Collection entries:
■ ■ ■ ■ ■ ■ ■
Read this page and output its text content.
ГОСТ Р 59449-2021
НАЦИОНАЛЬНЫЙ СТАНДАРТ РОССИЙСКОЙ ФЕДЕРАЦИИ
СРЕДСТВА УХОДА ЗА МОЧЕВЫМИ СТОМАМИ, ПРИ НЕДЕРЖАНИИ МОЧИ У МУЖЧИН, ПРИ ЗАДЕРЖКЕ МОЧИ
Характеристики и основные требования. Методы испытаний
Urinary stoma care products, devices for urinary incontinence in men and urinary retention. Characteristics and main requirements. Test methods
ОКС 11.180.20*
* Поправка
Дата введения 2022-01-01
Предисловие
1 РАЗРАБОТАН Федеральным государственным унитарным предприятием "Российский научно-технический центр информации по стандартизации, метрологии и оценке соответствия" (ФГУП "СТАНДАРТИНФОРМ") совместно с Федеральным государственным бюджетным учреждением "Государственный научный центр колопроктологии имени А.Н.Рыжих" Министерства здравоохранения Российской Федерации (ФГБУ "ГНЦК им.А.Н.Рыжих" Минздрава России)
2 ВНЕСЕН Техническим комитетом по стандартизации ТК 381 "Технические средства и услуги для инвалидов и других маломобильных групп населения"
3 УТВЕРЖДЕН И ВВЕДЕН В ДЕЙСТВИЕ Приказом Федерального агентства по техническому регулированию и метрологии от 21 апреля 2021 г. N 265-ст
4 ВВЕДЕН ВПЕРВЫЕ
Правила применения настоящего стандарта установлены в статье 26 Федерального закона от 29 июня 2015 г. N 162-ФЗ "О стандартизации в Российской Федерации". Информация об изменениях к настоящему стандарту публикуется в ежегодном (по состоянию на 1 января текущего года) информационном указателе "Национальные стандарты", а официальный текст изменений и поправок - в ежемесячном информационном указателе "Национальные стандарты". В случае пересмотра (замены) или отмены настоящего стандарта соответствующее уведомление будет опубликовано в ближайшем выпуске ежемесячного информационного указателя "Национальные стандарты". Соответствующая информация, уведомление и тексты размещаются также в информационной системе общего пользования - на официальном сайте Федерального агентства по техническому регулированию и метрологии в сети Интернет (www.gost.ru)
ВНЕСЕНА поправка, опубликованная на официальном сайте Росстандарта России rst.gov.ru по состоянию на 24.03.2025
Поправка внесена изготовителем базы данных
■ ■ ■ ■ ■ ■ ■
Work instructions: Only lines with "Федерального" are wanted here; list each of them.

Response for this exercise:
3 УТВЕРЖДЕН И ВВЕДЕН В ДЕЙСТВИЕ Приказом Федерального агентства по техническому регулированию и метрологии от 21 апреля 2021 г. N 265-ст
Правила применения настоящего стандарта установлены в статье 26 Федерального закона от 29 июня 2015 г. N 162-ФЗ "О стандартизации в Российской Федерации". Информация об изменениях к настоящему стандарту публикуется в ежегодном (по состоянию на 1 января текущего года) информационном указателе "Национальные стандарты", а официальный текст изменений и поправок - в ежемесячном информационном указателе "Национальные стандарты". В случае пересмотра (замены) или отмены настоящего стандарта соответствующее уведомление будет опубликовано в ближайшем выпуске ежемесячного информационного указателя "Национальные стандарты". Соответствующая информация, уведомление и тексты размещаются также в информационной системе общего пользования - на официальном сайте Федерального агентства по техническому регулированию и метрологии в сети Интернет (www.gost.ru)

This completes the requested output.